## Supplied records
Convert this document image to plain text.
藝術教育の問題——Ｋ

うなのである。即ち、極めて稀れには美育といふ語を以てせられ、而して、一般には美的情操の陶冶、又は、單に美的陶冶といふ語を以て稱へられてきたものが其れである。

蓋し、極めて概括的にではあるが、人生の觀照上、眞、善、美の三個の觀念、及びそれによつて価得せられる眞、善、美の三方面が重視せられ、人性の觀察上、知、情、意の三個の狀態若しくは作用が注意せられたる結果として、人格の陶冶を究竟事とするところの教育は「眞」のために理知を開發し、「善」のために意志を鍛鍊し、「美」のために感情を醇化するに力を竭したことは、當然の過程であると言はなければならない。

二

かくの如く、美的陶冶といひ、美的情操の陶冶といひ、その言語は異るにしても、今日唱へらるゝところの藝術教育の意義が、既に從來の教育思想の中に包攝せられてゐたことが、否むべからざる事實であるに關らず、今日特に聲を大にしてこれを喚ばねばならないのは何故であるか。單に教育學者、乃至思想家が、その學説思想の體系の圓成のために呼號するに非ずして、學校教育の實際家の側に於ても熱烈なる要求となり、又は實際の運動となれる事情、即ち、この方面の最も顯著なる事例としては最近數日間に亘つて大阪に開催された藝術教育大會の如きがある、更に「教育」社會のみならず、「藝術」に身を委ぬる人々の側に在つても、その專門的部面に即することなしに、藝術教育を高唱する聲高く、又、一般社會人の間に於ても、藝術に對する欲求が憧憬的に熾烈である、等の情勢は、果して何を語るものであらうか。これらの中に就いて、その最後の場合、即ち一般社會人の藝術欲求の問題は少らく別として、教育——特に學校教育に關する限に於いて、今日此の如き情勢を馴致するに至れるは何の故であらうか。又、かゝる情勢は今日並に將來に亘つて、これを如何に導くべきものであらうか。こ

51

## Exercise task
Restate each record exactly as written.

## The output
Convert this document image to plain text.
藝術教育の問題——Ｋ

うなのである。即ち、極めて稀れには美育といふ語を以てせられ、而して、一般には美的情操の陶冶、又は、單に美的陶冶といふ語を以て稱へられてきたものが其れである。

蓋し、極めて概括的にではあるが、人生の觀照上、眞、善、美の三個の觀念、及びそれによつて価得せられる眞、善、美の三方面が重視せられ、人性の觀察上、知、情、意の三個の狀態若しくは作用が注意せられたる結果として、人格の陶冶を究竟事とするところの教育は「眞」のために理知を開發し、「善」のために意志を鍛鍊し、「美」のために感情を醇化するに力を竭したことは、當然の過程であると言はなければならない。

二

かくの如く、美的陶冶といひ、美的情操の陶冶といひ、その言語は異るにしても、今日唱へらるゝところの藝術教育の意義が、既に從來の教育思想の中に包攝せられてゐたことが、否むべからざる事實であるに關らず、今日特に聲を大にしてこれを喚ばねばならないのは何故であるか。單に教育學者、乃至思想家が、その學説思想の體系の圓成のために呼號するに非ずして、學校教育の實際家の側に於ても熱烈なる要求となり、又は實際の運動となれる事情、即ち、この方面の最も顯著なる事例としては最近數日間に亘つて大阪に開催された藝術教育大會の如きがある、更に「教育」社會のみならず、「藝術」に身を委ぬる人々の側に在つても、その專門的部面に即することなしに、藝術教育を高唱する聲高く、又、一般社會人の間に於ても、藝術に對する欲求が憧憬的に熾烈である、等の情勢は、果して何を語るものであらうか。これらの中に就いて、その最後の場合、即ち一般社會人の藝術欲求の問題は少らく別として、教育——特に學校教育に關する限に於いて、今日此の如き情勢を馴致するに至れるは何の故であらうか。又、かゝる情勢は今日並に將來に亘つて、これを如何に導くべきものであらうか。こ

51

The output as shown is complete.